• [Required work]: Drop the pictures, then extract the listing word for word.

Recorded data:
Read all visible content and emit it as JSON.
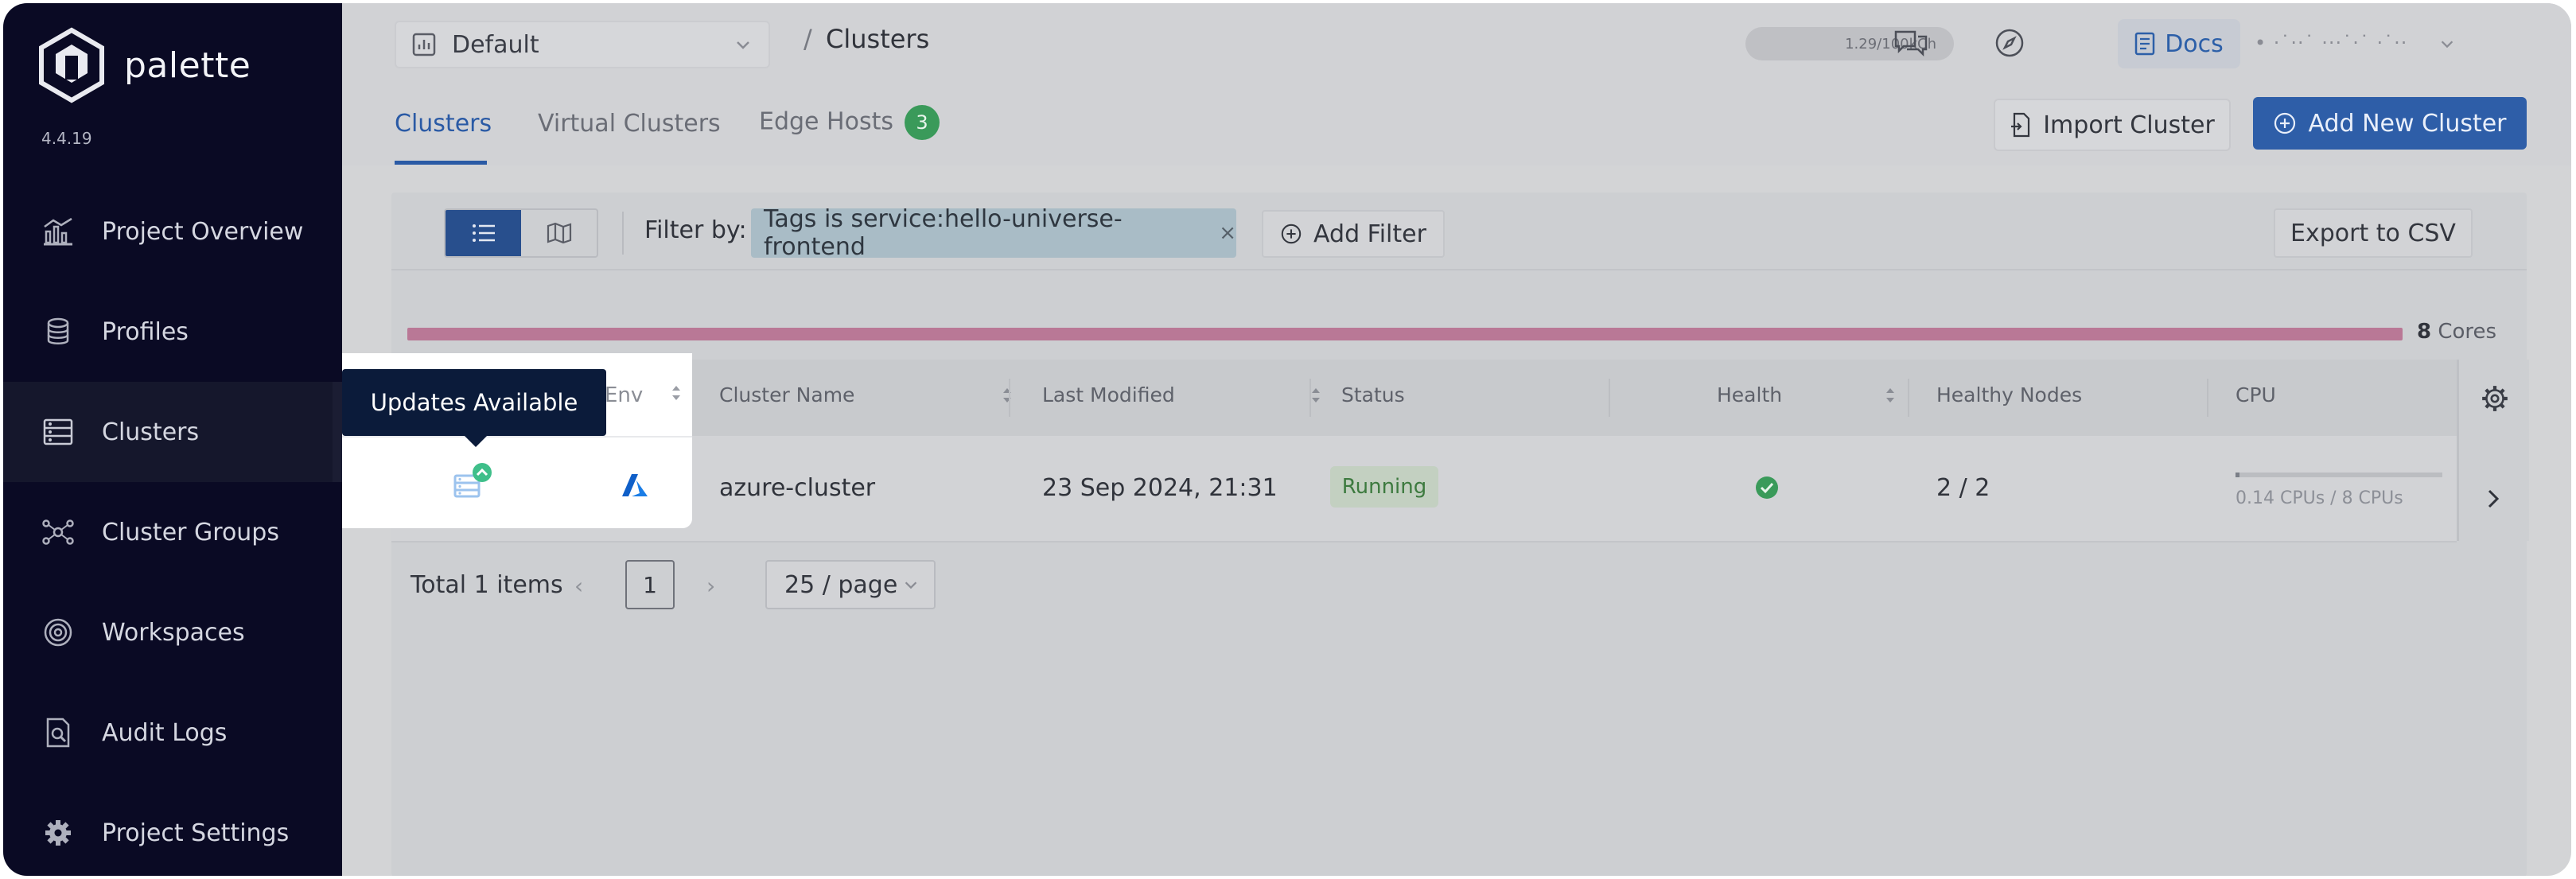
{
  "app": {
    "logo_text": "palette",
    "version": "4.4.19"
  },
  "sidebar": {
    "items": [
      {
        "label": "Project Overview",
        "icon": "chart-icon"
      },
      {
        "label": "Profiles",
        "icon": "database-icon"
      },
      {
        "label": "Clusters",
        "icon": "clusters-icon",
        "active": true
      },
      {
        "label": "Cluster Groups",
        "icon": "cluster-groups-icon"
      },
      {
        "label": "Workspaces",
        "icon": "workspaces-icon"
      },
      {
        "label": "Audit Logs",
        "icon": "audit-logs-icon"
      },
      {
        "label": "Project Settings",
        "icon": "gear-icon"
      }
    ]
  },
  "topbar": {
    "project": "Default",
    "breadcrumb_sep": "/",
    "breadcrumb": "Clusters",
    "usage": "1.29/100kCh",
    "docs_label": "Docs",
    "user": "• ·˙··˙ ···˙·˙ ·˙··"
  },
  "tabs": {
    "items": [
      "Clusters",
      "Virtual Clusters",
      "Edge Hosts"
    ],
    "edge_hosts_count": "3",
    "import_label": "Import Cluster",
    "add_label": "Add New Cluster"
  },
  "toolbar": {
    "filter_label": "Filter by:",
    "filter_chip": "Tags is service:hello-universe-frontend",
    "filter_chip_close": "×",
    "add_filter": "Add Filter",
    "export": "Export to CSV"
  },
  "usage_bar": {
    "cores_value": "8",
    "cores_unit": "Cores"
  },
  "table": {
    "columns": {
      "env": "Env",
      "name": "Cluster Name",
      "modified": "Last Modified",
      "status": "Status",
      "health": "Health",
      "nodes": "Healthy Nodes",
      "cpu": "CPU"
    },
    "rows": [
      {
        "name": "azure-cluster",
        "modified": "23 Sep 2024, 21:31",
        "status": "Running",
        "health": "healthy",
        "nodes": "2 / 2",
        "cpu_text": "0.14 CPUs / 8 CPUs",
        "cpu_fraction": 0.0175
      }
    ]
  },
  "pagination": {
    "total": "Total 1 items",
    "page": "1",
    "page_size": "25 / page"
  },
  "tooltip": {
    "text": "Updates Available"
  },
  "colors": {
    "sidebar_bg": "#0a0a24",
    "accent": "#2e5ea8",
    "status_green": "#3d7a3f",
    "core_bar": "#b97896",
    "badge": "#3a9a5a"
  }
}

• [Task answer]:
Read all visible content and emit it as JSON.
{
  "app": {
    "logo_text": "palette",
    "version": "4.4.19"
  },
  "sidebar": {
    "items": [
      {
        "label": "Project Overview",
        "icon": "chart-icon"
      },
      {
        "label": "Profiles",
        "icon": "database-icon"
      },
      {
        "label": "Clusters",
        "icon": "clusters-icon",
        "active": true
      },
      {
        "label": "Cluster Groups",
        "icon": "cluster-groups-icon"
      },
      {
        "label": "Workspaces",
        "icon": "workspaces-icon"
      },
      {
        "label": "Audit Logs",
        "icon": "audit-logs-icon"
      },
      {
        "label": "Project Settings",
        "icon": "gear-icon"
      }
    ]
  },
  "topbar": {
    "project": "Default",
    "breadcrumb_sep": "/",
    "breadcrumb": "Clusters",
    "usage": "1.29/100kCh",
    "docs_label": "Docs",
    "user": "• ·˙··˙ ···˙·˙ ·˙··"
  },
  "tabs": {
    "items": [
      "Clusters",
      "Virtual Clusters",
      "Edge Hosts"
    ],
    "edge_hosts_count": "3",
    "import_label": "Import Cluster",
    "add_label": "Add New Cluster"
  },
  "toolbar": {
    "filter_label": "Filter by:",
    "filter_chip": "Tags is service:hello-universe-frontend",
    "filter_chip_close": "×",
    "add_filter": "Add Filter",
    "export": "Export to CSV"
  },
  "usage_bar": {
    "cores_value": "8",
    "cores_unit": "Cores"
  },
  "table": {
    "columns": {
      "env": "Env",
      "name": "Cluster Name",
      "modified": "Last Modified",
      "status": "Status",
      "health": "Health",
      "nodes": "Healthy Nodes",
      "cpu": "CPU"
    },
    "rows": [
      {
        "name": "azure-cluster",
        "modified": "23 Sep 2024, 21:31",
        "status": "Running",
        "health": "healthy",
        "nodes": "2 / 2",
        "cpu_text": "0.14 CPUs / 8 CPUs",
        "cpu_fraction": 0.0175
      }
    ]
  },
  "pagination": {
    "total": "Total 1 items",
    "page": "1",
    "page_size": "25 / page"
  },
  "tooltip": {
    "text": "Updates Available"
  },
  "colors": {
    "sidebar_bg": "#0a0a24",
    "accent": "#2e5ea8",
    "status_green": "#3d7a3f",
    "core_bar": "#b97896",
    "badge": "#3a9a5a"
  }
}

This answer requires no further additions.